The film was released in North America on January 15, 2016, alongside 13 Hours: The Secret Soldiers of Benghazi and Norm of the North. The film was projected to gross $40–45 million over the four-day Martin Luther King Jr. weekend, and become the first film to overtake Star Wars: The Force Awakens for number one at the weekend box office. The film made $1.3 million from its Thursday night previews, improving on the $1.1 million of the original. Ride Along 2 went on to gross $35.2 million in its opening weekend and $41 million for the four-day MLK Holiday weekend, lower than its predecessor's $48.6 million four-day MLK Holiday opening two years prior, but still finished first at the box office. The film fell 64.7% to $12.4 million in its second weekend, compared to the 48% sophomore drop of the first film.

> DATASET EXCERPTS
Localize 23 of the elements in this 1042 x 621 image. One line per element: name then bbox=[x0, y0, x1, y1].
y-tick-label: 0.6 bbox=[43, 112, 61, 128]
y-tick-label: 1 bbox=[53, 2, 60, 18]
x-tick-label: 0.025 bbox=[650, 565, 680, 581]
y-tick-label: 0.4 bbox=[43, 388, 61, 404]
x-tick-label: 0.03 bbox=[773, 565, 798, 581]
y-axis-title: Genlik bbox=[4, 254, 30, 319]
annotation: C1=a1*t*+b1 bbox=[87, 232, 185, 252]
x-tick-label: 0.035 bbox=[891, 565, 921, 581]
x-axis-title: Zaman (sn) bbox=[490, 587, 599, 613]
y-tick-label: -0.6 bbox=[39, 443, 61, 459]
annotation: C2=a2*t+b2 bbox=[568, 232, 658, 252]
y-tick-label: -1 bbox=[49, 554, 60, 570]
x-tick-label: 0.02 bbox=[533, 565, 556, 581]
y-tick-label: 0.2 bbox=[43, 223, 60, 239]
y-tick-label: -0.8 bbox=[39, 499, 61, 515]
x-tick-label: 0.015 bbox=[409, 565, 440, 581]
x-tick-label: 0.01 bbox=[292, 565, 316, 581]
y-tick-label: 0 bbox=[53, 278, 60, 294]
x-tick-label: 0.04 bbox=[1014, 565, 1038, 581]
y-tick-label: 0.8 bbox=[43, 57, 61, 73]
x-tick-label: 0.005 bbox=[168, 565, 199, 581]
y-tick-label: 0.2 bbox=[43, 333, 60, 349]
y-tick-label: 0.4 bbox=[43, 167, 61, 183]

> REQUIRED ACTIONS
#1 Translate this sentence from the Ride Along 2 box office passage into Spanish: "The film made $1.3 million from its Thursday night previews, improving on the $1.1 million of the original."
#2 Extend the passage about the box office run of Ride Along 2, beginning right after its final sentence.

> SET OF ANSWERS
#1 La película recaudó 1,3 millones de dólares con sus preestrenos del jueves por la noche, superando los 1,1 millones de dólares de la original.

#2
===Critical response===
On Rotten Tomatoes the film has an approval rating of 15% based on 116 reviews, with an average rating of 3.90/10. The site's critical consensus reads, "Ride Along 2 presents a cop-comedy sequel whose well-matched stars can't break the law of diminishing returns -- or lock up a script that unabashedly steals from the original." On Metacritic, the film has a weighted average score of 32 out of 100, based on 29 critics, indicating "generally unfavorable reviews". Audiences polled by CinemaScore gave the film an average grade of "B+" on an A+ to F scale, while PostTrak reported filmgoers gave it an 80% overall positive score and a 57% "definite recommend".

Justin Chang of Variety magazine called it "Another tired, witless and potentially lucrative attempt to spin an exhausted buddy-cop template into action-comedy gold."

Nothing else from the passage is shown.